----- The data

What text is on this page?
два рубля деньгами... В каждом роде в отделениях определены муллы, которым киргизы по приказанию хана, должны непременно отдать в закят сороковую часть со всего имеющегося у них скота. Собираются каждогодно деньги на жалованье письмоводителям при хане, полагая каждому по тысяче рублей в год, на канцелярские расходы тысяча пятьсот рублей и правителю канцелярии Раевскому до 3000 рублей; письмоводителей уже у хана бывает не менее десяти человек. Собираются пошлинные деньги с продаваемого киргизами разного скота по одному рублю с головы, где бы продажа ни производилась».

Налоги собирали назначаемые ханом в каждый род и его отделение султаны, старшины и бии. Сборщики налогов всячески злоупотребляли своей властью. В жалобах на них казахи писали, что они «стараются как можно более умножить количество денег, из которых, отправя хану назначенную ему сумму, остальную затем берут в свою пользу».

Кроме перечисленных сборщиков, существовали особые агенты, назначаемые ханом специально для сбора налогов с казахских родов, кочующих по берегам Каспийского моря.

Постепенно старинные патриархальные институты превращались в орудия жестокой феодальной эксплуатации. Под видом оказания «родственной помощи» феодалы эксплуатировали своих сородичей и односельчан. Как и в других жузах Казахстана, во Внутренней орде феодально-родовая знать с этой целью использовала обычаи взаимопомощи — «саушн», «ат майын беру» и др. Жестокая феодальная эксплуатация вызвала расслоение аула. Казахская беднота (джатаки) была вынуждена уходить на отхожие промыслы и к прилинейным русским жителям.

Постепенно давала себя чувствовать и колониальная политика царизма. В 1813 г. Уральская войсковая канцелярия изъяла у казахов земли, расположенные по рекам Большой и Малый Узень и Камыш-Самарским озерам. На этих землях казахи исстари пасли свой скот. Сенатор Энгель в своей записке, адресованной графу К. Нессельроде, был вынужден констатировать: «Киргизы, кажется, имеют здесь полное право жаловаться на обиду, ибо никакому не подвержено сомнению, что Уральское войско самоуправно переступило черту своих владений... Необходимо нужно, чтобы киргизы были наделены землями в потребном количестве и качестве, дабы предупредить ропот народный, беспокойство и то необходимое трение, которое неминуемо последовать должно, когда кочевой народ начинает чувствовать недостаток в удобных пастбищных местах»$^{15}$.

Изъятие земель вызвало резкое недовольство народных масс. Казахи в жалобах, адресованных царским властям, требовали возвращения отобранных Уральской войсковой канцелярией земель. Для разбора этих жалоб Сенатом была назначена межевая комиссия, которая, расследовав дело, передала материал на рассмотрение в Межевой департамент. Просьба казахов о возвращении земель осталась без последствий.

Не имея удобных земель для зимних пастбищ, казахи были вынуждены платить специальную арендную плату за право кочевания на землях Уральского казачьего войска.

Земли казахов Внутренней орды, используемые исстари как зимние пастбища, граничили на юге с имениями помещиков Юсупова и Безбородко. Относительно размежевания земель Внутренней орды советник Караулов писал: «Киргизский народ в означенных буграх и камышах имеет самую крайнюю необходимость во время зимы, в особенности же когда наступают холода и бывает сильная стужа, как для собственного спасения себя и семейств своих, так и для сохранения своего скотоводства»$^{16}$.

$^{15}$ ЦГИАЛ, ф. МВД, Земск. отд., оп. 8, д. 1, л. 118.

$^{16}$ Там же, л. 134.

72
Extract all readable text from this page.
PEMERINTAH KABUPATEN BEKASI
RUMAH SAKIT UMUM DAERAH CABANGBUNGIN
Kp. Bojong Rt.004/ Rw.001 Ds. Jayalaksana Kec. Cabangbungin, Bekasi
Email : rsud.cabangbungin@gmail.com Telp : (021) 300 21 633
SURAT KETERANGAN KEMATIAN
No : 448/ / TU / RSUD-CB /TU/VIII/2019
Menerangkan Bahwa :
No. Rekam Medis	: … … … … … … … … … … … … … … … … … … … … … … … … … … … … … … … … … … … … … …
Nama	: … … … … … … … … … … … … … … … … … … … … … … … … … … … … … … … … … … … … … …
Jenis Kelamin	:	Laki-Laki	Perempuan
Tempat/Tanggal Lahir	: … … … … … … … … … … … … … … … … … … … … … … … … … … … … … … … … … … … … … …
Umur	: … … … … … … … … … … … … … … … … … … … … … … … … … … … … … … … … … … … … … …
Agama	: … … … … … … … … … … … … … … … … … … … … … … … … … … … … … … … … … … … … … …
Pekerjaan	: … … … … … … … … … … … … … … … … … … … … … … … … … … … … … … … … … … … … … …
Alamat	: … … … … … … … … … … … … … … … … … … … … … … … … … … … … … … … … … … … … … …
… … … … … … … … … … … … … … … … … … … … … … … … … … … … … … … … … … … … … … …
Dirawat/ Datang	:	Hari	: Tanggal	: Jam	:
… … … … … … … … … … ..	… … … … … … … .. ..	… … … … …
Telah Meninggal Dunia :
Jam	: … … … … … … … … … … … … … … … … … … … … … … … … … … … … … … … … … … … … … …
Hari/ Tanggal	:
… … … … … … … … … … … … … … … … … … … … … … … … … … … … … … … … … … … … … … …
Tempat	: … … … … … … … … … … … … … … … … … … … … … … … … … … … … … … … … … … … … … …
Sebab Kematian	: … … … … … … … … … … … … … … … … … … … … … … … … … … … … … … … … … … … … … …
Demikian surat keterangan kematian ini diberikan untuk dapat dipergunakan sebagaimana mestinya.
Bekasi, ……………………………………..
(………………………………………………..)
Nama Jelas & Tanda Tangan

----------

### [What needs to be done]
The full set of records should be duplicated exactly.

### [Solution to this problem]
What text is on this page?
два рубля деньгами... В каждом роде в отделениях определены муллы, которым киргизы по приказанию хана, должны непременно отдать в закят сороковую часть со всего имеющегося у них скота. Собираются каждогодно деньги на жалованье письмоводителям при хане, полагая каждому по тысяче рублей в год, на канцелярские расходы тысяча пятьсот рублей и правителю канцелярии Раевскому до 3000 рублей; письмоводителей уже у хана бывает не менее десяти человек. Собираются пошлинные деньги с продаваемого киргизами разного скота по одному рублю с головы, где бы продажа ни производилась».

Налоги собирали назначаемые ханом в каждый род и его отделение султаны, старшины и бии. Сборщики налогов всячески злоупотребляли своей властью. В жалобах на них казахи писали, что они «стараются как можно более умножить количество денег, из которых, отправя хану назначенную ему сумму, остальную затем берут в свою пользу».

Кроме перечисленных сборщиков, существовали особые агенты, назначаемые ханом специально для сбора налогов с казахских родов, кочующих по берегам Каспийского моря.

Постепенно старинные патриархальные институты превращались в орудия жестокой феодальной эксплуатации. Под видом оказания «родственной помощи» феодалы эксплуатировали своих сородичей и односельчан. Как и в других жузах Казахстана, во Внутренней орде феодально-родовая знать с этой целью использовала обычаи взаимопомощи — «саушн», «ат майын беру» и др. Жестокая феодальная эксплуатация вызвала расслоение аула. Казахская беднота (джатаки) была вынуждена уходить на отхожие промыслы и к прилинейным русским жителям.

Постепенно давала себя чувствовать и колониальная политика царизма. В 1813 г. Уральская войсковая канцелярия изъяла у казахов земли, расположенные по рекам Большой и Малый Узень и Камыш-Самарским озерам. На этих землях казахи исстари пасли свой скот. Сенатор Энгель в своей записке, адресованной графу К. Нессельроде, был вынужден констатировать: «Киргизы, кажется, имеют здесь полное право жаловаться на обиду, ибо никакому не подвержено сомнению, что Уральское войско самоуправно переступило черту своих владений... Необходимо нужно, чтобы киргизы были наделены землями в потребном количестве и качестве, дабы предупредить ропот народный, беспокойство и то необходимое трение, которое неминуемо последовать должно, когда кочевой народ начинает чувствовать недостаток в удобных пастбищных местах»$^{15}$.

Изъятие земель вызвало резкое недовольство народных масс. Казахи в жалобах, адресованных царским властям, требовали возвращения отобранных Уральской войсковой канцелярией земель. Для разбора этих жалоб Сенатом была назначена межевая комиссия, которая, расследовав дело, передала материал на рассмотрение в Межевой департамент. Просьба казахов о возвращении земель осталась без последствий.

Не имея удобных земель для зимних пастбищ, казахи были вынуждены платить специальную арендную плату за право кочевания на землях Уральского казачьего войска.

Земли казахов Внутренней орды, используемые исстари как зимние пастбища, граничили на юге с имениями помещиков Юсупова и Безбородко. Относительно размежевания земель Внутренней орды советник Караулов писал: «Киргизский народ в означенных буграх и камышах имеет самую крайнюю необходимость во время зимы, в особенности же когда наступают холода и бывает сильная стужа, как для собственного спасения себя и семейств своих, так и для сохранения своего скотоводства»$^{16}$.

$^{15}$ ЦГИАЛ, ф. МВД, Земск. отд., оп. 8, д. 1, л. 118.

$^{16}$ Там же, л. 134.

72
Extract all readable text from this page.
PEMERINTAH KABUPATEN BEKASI
RUMAH SAKIT UMUM DAERAH CABANGBUNGIN
Kp. Bojong Rt.004/ Rw.001 Ds. Jayalaksana Kec. Cabangbungin, Bekasi
Email : rsud.cabangbungin@gmail.com Telp : (021) 300 21 633
SURAT KETERANGAN KEMATIAN
No : 448/ / TU / RSUD-CB /TU/VIII/2019
Menerangkan Bahwa :
No. Rekam Medis	: … … … … … … … … … … … … … … … … … … … … … … … … … … … … … … … … … … … … … …
Nama	: … … … … … … … … … … … … … … … … … … … … … … … … … … … … … … … … … … … … … …
Jenis Kelamin	:	Laki-Laki	Perempuan
Tempat/Tanggal Lahir	: … … … … … … … … … … … … … … … … … … … … … … … … … … … … … … … … … … … … … …
Umur	: … … … … … … … … … … … … … … … … … … … … … … … … … … … … … … … … … … … … … …
Agama	: … … … … … … … … … … … … … … … … … … … … … … … … … … … … … … … … … … … … … …
Pekerjaan	: … … … … … … … … … … … … … … … … … … … … … … … … … … … … … … … … … … … … … …
Alamat	: … … … … … … … … … … … … … … … … … … … … … … … … … … … … … … … … … … … … … …
… … … … … … … … … … … … … … … … … … … … … … … … … … … … … … … … … … … … … … …
Dirawat/ Datang	:	Hari	: Tanggal	: Jam	:
… … … … … … … … … … ..	… … … … … … … .. ..	… … … … …
Telah Meninggal Dunia :
Jam	: … … … … … … … … … … … … … … … … … … … … … … … … … … … … … … … … … … … … … …
Hari/ Tanggal	:
… … … … … … … … … … … … … … … … … … … … … … … … … … … … … … … … … … … … … … …
Tempat	: … … … … … … … … … … … … … … … … … … … … … … … … … … … … … … … … … … … … … …
Sebab Kematian	: … … … … … … … … … … … … … … … … … … … … … … … … … … … … … … … … … … … … … …
Demikian surat keterangan kematian ini diberikan untuk dapat dipergunakan sebagaimana mestinya.
Bekasi, ……………………………………..
(………………………………………………..)
Nama Jelas & Tanda Tangan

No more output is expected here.